#### TASK TO CARRY OUT
Every line of the listing must be reproduced as it stands. Leave the images behind.

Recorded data
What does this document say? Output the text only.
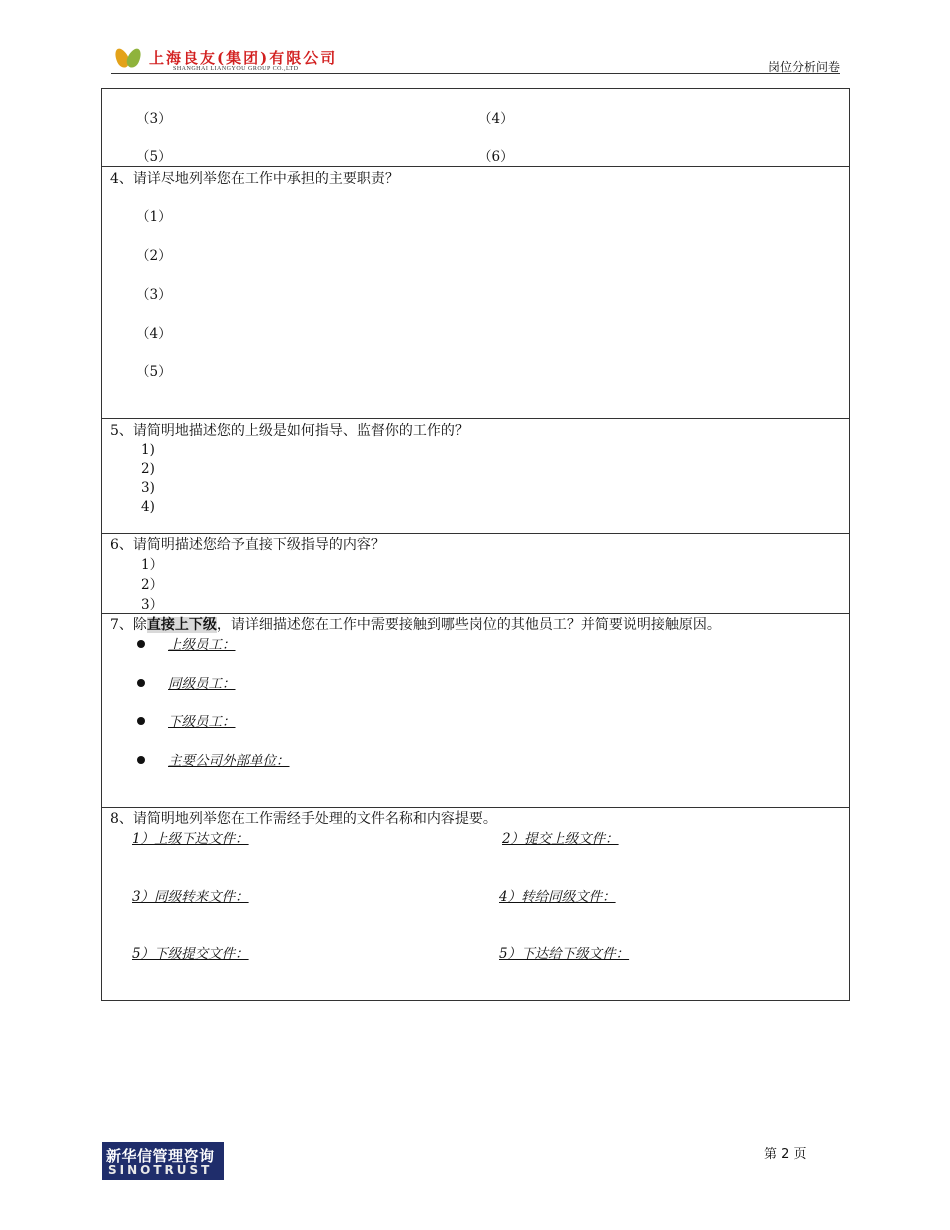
上海良友(集团)有限公司
SHANGHAI LIANGYOU GROUP CO.,LTD	岗位分析问卷
（3）	（4）
（5）	（6）
4、请详尽地列举您在工作中承担的主要职责？
（1）
（2）
（3）
（4）
（5）
5、请简明地描述您的上级是如何指导、监督你的工作的？
1)
2)
3)
4)
6、请简明描述您给予直接下级指导的内容？
1）
2）
3）
7、除直接上下级，请详细描述您在工作中需要接触到哪些岗位的其他员工？并简要说明接触原因。
上级员工：
同级员工：
下级员工：
主要公司外部单位：
8、请简明地列举您在工作需经手处理的文件名称和内容提要。
1）上级下达文件：	2）提交上级文件：
3）同级转来文件：	4）转给同级文件：
5）下级提交文件：	5）下达给下级文件：
新华信管理咨询
SINOTRUST
第 2 页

#### RESULT OF THIS EXERCISE
What does this document say? Output the text only.
上海良友(集团)有限公司
SHANGHAI LIANGYOU GROUP CO.,LTD	岗位分析问卷
（3）	（4）
（5）	（6）
4、请详尽地列举您在工作中承担的主要职责？
（1）
（2）
（3）
（4）
（5）
5、请简明地描述您的上级是如何指导、监督你的工作的？
1)
2)
3)
4)
6、请简明描述您给予直接下级指导的内容？
1）
2）
3）
7、除直接上下级，请详细描述您在工作中需要接触到哪些岗位的其他员工？并简要说明接触原因。
上级员工：
同级员工：
下级员工：
主要公司外部单位：
8、请简明地列举您在工作需经手处理的文件名称和内容提要。
1）上级下达文件：	2）提交上级文件：
3）同级转来文件：	4）转给同级文件：
5）下级提交文件：	5）下达给下级文件：
新华信管理咨询
SINOTRUST
第 2 页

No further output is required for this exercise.